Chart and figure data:
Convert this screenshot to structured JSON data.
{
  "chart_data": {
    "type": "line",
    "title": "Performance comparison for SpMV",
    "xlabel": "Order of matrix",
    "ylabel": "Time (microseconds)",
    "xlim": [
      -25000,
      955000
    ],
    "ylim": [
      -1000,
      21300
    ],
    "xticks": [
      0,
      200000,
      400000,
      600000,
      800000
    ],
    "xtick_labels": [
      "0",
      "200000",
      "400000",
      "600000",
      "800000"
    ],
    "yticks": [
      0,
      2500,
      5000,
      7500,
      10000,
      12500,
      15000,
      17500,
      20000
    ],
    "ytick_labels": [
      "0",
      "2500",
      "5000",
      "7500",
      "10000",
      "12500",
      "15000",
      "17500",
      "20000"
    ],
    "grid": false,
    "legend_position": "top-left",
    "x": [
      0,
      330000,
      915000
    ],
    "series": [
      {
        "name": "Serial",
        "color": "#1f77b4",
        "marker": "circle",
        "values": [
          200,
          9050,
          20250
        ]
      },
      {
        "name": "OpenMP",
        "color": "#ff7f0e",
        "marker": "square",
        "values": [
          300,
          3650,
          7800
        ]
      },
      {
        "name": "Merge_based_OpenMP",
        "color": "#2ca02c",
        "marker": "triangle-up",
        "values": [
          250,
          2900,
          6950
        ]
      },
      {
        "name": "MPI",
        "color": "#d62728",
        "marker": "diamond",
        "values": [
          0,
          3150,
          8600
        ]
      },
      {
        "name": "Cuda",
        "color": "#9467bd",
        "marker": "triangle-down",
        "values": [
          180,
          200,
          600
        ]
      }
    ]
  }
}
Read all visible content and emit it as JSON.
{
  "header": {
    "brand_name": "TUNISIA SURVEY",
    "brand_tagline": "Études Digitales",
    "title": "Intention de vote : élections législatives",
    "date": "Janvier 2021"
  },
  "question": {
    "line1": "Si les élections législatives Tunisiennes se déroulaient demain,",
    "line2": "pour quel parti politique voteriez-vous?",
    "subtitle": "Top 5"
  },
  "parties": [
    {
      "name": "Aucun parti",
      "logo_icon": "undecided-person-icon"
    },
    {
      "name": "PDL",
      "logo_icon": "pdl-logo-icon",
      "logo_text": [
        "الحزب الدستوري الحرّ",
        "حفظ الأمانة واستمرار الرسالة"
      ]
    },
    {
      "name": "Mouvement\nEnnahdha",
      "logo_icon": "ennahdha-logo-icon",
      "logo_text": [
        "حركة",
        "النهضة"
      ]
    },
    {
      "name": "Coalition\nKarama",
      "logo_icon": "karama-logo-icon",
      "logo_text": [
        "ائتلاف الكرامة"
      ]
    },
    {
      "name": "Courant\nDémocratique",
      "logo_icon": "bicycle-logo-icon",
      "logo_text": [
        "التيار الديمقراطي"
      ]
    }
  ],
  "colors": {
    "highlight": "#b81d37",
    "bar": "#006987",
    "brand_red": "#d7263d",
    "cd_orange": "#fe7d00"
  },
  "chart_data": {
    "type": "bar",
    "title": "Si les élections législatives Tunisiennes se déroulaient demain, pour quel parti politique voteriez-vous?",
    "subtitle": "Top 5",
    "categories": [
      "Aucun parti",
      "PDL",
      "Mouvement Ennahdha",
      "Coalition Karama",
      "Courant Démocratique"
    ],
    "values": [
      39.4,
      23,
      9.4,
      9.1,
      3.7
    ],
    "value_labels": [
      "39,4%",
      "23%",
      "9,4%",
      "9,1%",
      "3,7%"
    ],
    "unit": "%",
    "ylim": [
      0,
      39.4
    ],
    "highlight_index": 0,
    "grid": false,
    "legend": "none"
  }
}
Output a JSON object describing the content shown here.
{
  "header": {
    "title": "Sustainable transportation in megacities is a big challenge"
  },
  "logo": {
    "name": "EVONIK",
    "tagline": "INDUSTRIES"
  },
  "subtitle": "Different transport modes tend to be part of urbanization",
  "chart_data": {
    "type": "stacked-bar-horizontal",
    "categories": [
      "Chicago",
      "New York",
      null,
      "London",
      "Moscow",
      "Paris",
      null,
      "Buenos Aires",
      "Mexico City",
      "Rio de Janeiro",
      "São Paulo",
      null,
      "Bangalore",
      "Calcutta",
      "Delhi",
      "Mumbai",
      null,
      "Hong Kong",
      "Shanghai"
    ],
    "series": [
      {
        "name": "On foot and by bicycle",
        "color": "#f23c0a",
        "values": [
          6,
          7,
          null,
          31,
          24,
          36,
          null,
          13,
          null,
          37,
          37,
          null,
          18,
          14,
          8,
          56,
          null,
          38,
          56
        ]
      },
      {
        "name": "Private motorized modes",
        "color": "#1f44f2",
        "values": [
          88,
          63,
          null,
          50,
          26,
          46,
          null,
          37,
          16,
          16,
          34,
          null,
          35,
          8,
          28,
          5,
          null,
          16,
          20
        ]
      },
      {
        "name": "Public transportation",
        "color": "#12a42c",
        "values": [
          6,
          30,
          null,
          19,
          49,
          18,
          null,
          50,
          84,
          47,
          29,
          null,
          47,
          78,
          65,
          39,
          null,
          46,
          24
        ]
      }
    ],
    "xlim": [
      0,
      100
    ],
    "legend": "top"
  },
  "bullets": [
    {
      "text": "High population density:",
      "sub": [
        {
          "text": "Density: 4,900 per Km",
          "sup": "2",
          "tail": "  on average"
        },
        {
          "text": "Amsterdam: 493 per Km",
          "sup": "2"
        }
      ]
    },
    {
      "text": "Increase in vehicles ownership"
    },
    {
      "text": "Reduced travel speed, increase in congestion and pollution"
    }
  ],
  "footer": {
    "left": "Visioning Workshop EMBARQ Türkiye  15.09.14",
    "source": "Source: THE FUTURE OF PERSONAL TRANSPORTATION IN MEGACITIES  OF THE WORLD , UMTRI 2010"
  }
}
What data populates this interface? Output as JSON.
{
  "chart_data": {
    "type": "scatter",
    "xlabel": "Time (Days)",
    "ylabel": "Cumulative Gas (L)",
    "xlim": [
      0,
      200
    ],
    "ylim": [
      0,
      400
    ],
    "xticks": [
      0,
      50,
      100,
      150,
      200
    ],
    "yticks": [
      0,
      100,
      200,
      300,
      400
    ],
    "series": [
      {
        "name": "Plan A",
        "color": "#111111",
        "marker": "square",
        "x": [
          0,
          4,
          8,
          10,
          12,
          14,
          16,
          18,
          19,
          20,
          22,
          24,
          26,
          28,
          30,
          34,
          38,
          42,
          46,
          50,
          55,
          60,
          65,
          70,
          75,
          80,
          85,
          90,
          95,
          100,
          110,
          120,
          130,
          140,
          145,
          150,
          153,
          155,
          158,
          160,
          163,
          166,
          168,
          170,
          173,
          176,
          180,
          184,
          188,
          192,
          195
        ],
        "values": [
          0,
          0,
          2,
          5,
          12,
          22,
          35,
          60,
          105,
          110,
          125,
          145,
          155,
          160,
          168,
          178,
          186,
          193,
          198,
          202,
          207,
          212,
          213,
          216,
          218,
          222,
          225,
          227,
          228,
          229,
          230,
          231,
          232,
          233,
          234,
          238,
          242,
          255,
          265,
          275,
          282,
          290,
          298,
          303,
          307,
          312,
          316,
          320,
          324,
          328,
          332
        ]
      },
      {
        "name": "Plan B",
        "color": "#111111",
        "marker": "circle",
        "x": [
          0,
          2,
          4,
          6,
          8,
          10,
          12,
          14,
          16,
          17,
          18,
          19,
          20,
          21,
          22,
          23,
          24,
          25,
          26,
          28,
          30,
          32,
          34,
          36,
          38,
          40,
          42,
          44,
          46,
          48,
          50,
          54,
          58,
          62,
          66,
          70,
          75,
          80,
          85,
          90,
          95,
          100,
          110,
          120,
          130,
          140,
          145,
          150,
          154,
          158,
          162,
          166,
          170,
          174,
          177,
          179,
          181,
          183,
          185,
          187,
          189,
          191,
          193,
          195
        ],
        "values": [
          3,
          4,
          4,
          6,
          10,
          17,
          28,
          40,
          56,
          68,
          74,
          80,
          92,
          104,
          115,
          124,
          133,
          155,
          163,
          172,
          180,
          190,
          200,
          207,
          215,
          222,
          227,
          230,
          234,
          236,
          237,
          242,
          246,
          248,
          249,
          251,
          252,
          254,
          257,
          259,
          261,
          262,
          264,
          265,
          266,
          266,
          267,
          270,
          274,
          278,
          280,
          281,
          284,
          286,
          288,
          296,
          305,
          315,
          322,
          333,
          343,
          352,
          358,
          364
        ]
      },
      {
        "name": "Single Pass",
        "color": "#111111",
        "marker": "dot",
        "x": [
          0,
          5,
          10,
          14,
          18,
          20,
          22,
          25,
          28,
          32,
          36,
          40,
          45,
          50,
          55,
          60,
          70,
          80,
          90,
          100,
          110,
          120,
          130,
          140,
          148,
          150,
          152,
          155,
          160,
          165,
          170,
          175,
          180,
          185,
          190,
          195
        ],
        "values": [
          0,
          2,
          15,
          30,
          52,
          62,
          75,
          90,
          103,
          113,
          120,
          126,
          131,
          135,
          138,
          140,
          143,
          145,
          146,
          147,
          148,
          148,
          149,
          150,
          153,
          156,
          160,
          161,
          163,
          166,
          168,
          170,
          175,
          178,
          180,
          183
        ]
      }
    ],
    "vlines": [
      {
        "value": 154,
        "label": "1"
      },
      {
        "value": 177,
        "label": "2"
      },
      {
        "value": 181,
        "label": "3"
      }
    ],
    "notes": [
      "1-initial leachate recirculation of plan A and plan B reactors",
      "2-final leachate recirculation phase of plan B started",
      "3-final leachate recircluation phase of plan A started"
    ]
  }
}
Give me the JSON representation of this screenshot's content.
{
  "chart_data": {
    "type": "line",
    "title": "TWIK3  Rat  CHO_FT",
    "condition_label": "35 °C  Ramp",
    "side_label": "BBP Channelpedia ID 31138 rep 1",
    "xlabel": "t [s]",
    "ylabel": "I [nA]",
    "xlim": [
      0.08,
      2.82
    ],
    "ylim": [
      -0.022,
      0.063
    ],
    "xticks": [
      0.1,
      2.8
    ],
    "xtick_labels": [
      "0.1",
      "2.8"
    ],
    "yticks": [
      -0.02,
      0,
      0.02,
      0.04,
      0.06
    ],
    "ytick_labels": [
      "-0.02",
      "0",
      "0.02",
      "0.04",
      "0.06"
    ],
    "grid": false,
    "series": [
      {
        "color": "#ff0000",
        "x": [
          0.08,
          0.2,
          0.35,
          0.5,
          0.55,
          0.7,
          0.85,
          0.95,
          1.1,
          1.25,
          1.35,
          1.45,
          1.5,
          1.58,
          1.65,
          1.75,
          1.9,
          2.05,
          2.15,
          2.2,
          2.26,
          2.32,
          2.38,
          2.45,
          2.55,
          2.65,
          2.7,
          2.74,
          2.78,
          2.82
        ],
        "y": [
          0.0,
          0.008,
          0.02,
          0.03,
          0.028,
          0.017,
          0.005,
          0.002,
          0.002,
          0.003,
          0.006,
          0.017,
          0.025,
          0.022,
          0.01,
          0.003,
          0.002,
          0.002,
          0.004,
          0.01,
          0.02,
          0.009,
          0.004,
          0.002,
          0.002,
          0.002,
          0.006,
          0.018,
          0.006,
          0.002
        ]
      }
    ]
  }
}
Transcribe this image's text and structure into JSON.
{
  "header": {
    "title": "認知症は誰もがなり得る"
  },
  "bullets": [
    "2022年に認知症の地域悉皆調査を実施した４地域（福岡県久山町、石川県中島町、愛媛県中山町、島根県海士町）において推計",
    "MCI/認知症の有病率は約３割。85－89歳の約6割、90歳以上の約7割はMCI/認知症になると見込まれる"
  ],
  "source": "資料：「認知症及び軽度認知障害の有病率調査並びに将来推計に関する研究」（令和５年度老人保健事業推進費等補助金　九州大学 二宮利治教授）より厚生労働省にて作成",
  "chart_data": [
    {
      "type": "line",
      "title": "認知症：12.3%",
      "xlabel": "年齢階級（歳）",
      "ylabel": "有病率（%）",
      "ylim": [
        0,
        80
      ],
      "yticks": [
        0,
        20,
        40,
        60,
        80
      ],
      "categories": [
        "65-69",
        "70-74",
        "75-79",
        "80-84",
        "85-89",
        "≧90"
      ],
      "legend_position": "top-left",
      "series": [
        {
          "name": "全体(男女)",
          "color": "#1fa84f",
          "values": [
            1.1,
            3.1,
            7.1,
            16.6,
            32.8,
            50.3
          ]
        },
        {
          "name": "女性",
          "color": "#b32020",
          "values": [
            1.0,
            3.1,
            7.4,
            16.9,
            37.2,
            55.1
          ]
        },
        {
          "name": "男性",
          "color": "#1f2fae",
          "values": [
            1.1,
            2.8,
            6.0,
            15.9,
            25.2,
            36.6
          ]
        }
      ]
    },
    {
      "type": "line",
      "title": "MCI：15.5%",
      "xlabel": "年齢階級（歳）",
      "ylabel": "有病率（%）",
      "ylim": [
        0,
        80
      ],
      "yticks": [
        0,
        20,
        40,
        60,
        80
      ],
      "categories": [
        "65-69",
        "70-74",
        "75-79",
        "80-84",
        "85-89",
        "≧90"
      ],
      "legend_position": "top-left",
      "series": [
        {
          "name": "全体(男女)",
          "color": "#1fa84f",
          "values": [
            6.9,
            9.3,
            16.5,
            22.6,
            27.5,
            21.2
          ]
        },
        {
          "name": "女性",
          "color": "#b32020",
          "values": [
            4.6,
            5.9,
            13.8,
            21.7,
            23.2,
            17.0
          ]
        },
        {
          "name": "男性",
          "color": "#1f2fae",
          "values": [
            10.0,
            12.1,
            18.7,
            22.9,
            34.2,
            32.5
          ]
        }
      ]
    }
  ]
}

** Directions for this task **
Extract all lines from the data in which "left" is found.

** Response to this task **
    "legend_position": "top-left",
    "left": "Visioning Workshop EMBARQ Türkiye  15.09.14",
      "legend_position": "top-left",
      "legend_position": "top-left",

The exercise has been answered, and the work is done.